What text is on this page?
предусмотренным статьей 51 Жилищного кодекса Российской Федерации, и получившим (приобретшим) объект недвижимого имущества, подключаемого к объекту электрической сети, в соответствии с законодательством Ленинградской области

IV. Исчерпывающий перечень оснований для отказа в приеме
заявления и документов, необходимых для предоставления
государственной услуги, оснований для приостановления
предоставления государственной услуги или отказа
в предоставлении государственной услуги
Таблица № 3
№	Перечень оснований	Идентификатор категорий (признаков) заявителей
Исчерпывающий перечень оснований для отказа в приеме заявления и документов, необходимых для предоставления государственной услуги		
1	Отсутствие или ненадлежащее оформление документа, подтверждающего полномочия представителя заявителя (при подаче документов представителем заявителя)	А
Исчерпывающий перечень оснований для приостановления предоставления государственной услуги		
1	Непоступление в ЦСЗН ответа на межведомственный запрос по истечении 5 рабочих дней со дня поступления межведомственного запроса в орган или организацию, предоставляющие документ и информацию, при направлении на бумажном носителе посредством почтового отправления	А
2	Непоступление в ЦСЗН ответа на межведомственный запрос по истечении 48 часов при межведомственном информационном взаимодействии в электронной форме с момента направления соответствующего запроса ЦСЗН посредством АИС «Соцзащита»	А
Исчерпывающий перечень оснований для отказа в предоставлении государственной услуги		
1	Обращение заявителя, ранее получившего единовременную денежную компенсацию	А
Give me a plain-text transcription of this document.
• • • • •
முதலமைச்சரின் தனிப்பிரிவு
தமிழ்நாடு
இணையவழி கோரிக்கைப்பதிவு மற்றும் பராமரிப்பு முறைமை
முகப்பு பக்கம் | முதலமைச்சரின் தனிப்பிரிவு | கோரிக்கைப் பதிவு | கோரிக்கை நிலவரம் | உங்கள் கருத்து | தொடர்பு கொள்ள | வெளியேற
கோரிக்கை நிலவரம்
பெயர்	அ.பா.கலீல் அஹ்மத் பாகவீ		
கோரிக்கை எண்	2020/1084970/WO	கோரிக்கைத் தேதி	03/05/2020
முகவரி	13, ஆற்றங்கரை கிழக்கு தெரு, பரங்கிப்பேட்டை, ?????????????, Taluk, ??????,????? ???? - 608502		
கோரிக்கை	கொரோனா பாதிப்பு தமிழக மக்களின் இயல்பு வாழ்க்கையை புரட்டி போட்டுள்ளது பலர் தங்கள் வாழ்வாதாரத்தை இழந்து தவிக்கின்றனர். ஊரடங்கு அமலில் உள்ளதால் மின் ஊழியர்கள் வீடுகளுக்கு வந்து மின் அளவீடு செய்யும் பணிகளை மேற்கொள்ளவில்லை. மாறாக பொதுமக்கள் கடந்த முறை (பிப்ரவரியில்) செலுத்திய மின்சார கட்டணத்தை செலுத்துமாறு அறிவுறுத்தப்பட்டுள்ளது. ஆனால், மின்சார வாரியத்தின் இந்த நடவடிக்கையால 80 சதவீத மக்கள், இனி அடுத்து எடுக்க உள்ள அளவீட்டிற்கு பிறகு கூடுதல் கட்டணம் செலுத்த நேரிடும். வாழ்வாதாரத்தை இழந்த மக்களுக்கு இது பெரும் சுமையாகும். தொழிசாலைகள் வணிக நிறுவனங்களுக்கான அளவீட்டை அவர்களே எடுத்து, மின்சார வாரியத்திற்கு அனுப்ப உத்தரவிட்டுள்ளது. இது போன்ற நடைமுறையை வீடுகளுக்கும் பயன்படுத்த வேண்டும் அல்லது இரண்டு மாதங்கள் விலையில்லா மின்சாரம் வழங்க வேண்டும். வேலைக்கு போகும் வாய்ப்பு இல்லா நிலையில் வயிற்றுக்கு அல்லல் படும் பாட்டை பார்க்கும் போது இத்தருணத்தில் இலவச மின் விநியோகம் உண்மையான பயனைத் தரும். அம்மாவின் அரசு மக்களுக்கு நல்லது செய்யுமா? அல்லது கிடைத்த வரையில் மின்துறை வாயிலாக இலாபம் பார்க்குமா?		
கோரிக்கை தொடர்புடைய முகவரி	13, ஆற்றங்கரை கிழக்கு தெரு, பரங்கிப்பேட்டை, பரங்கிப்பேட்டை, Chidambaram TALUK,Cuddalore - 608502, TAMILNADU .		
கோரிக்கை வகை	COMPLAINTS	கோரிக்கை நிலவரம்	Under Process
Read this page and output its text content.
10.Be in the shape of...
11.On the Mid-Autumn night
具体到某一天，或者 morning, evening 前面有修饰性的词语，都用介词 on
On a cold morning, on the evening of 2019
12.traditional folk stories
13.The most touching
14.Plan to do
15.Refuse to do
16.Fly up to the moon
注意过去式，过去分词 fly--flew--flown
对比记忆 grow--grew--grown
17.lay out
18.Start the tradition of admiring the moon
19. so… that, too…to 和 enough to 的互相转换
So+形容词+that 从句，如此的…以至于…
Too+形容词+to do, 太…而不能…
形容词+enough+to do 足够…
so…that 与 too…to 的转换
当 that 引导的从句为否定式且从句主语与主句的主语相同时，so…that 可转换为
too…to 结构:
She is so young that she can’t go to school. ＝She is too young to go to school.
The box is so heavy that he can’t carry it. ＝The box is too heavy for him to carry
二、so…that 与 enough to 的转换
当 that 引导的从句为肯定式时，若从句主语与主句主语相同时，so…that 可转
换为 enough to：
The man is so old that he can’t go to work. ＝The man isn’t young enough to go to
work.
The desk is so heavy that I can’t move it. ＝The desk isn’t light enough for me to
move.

-------------------------

* [Task requirements] Count how many lines of the data include the word "необходимых". Your reply should be that number alone.

* [Solution to this exercise] 2